**EXERCISE DIRECTIONS**
Pick out the lines below with "MINHold" and list them.

**INPUT**
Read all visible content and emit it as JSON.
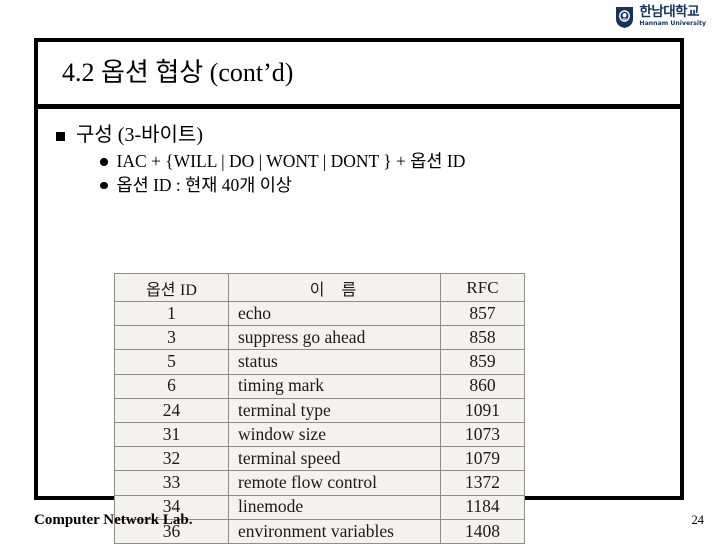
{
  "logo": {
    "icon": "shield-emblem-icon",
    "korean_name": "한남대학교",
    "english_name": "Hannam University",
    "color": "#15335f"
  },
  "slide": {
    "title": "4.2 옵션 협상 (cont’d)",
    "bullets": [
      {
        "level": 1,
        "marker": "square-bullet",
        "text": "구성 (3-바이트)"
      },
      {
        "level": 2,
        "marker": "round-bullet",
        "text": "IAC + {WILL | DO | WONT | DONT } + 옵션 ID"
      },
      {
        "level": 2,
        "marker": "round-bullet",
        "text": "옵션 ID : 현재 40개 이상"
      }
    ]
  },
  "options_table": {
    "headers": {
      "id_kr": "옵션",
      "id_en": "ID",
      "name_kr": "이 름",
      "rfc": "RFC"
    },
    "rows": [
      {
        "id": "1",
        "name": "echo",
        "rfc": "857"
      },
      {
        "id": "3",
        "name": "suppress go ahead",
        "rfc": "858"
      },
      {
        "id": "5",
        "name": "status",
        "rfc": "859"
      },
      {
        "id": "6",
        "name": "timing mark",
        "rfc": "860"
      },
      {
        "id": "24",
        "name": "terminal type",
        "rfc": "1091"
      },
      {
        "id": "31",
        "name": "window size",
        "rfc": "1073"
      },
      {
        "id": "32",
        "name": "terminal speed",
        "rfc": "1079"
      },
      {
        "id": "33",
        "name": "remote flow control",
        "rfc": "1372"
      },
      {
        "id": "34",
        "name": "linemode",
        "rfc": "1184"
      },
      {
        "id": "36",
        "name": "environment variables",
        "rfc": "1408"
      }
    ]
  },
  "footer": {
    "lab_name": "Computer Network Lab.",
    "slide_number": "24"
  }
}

==

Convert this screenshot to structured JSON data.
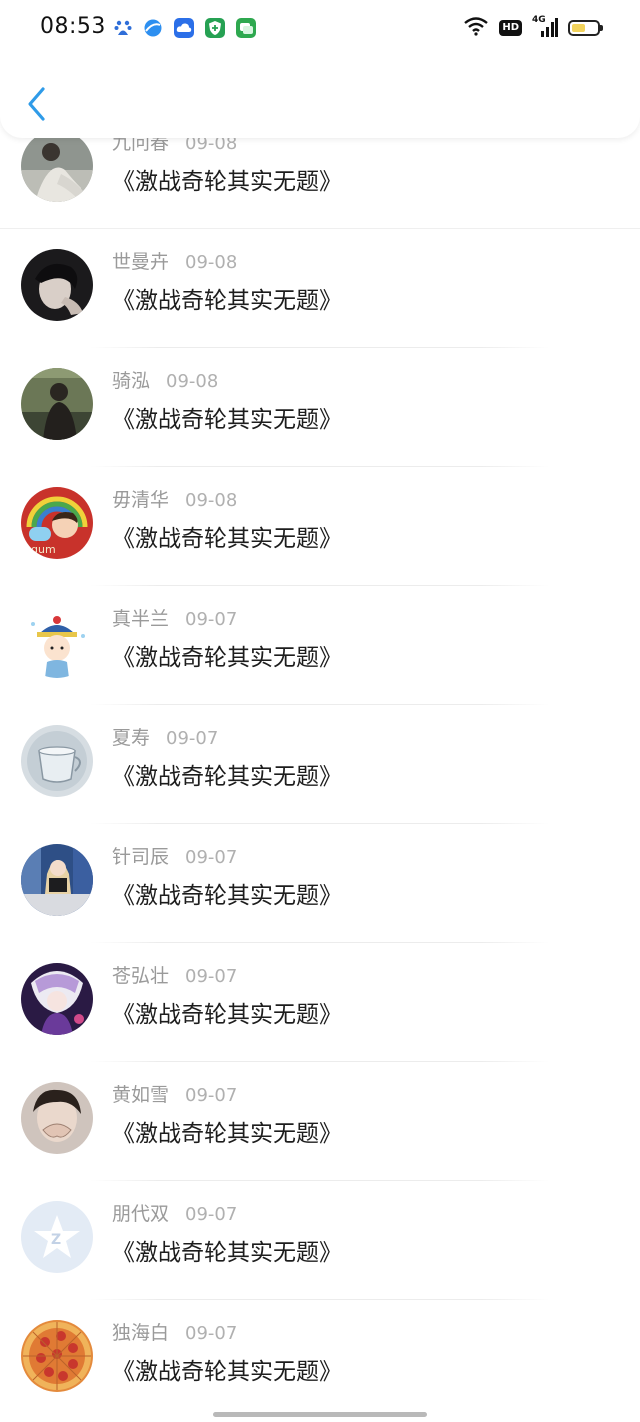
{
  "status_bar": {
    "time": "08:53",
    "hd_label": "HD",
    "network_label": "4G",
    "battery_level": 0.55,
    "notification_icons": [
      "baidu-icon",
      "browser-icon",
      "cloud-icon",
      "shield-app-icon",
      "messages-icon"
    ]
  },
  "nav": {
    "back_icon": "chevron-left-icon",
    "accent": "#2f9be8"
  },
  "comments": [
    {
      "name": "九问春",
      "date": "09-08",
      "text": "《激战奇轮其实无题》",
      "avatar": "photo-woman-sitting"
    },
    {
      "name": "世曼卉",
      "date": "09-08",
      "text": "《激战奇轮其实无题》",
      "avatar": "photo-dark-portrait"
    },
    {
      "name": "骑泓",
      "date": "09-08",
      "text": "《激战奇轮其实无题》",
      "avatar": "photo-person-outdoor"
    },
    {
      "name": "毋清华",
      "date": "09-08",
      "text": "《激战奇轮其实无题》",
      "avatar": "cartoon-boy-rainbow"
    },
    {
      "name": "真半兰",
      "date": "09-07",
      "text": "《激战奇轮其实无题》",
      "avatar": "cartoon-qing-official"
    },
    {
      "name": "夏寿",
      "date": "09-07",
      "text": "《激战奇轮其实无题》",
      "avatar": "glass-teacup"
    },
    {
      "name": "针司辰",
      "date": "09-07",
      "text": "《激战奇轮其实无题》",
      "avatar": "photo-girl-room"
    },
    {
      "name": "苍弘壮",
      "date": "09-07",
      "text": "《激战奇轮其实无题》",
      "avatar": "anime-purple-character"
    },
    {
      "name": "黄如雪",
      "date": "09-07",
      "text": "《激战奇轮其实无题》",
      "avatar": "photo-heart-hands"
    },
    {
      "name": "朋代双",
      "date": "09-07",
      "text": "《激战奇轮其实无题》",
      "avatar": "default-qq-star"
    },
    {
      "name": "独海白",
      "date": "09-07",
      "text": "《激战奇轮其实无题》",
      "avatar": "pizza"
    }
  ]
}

---

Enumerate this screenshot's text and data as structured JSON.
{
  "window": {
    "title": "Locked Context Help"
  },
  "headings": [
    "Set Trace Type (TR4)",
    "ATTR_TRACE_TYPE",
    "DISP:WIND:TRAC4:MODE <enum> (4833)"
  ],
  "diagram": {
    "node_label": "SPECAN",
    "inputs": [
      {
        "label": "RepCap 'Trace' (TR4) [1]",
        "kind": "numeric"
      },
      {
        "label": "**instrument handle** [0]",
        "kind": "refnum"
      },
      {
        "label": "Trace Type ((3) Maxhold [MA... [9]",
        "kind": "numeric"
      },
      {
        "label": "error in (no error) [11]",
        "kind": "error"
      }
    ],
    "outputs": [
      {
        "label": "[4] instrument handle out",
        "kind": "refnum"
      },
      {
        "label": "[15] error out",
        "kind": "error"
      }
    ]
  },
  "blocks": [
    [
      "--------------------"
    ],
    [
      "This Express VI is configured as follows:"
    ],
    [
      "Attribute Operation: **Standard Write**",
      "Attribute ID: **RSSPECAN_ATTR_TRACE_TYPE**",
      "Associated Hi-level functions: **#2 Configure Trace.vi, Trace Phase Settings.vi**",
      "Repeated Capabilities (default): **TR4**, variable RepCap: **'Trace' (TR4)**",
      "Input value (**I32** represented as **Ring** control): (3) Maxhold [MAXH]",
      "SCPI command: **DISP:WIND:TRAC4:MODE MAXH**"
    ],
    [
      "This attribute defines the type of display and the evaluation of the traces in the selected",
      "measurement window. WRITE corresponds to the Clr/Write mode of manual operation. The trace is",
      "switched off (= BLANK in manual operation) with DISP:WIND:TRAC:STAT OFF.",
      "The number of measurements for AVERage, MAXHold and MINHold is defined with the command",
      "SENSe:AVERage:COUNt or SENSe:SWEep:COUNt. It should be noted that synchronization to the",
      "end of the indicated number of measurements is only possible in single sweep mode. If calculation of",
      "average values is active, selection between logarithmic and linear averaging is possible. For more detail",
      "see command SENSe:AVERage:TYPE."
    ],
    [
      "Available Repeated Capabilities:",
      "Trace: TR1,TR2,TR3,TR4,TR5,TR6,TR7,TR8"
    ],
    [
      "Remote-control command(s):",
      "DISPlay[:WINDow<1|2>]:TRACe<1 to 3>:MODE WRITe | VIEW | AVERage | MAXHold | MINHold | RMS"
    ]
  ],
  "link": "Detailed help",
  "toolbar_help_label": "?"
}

**FINAL RESULT**
      "The number of measurements for AVERage, MAXHold and MINHold is defined with the command",
      "DISPlay[:WINDow<1|2>]:TRACe<1 to 3>:MODE WRITe | VIEW | AVERage | MAXHold | MINHold | RMS"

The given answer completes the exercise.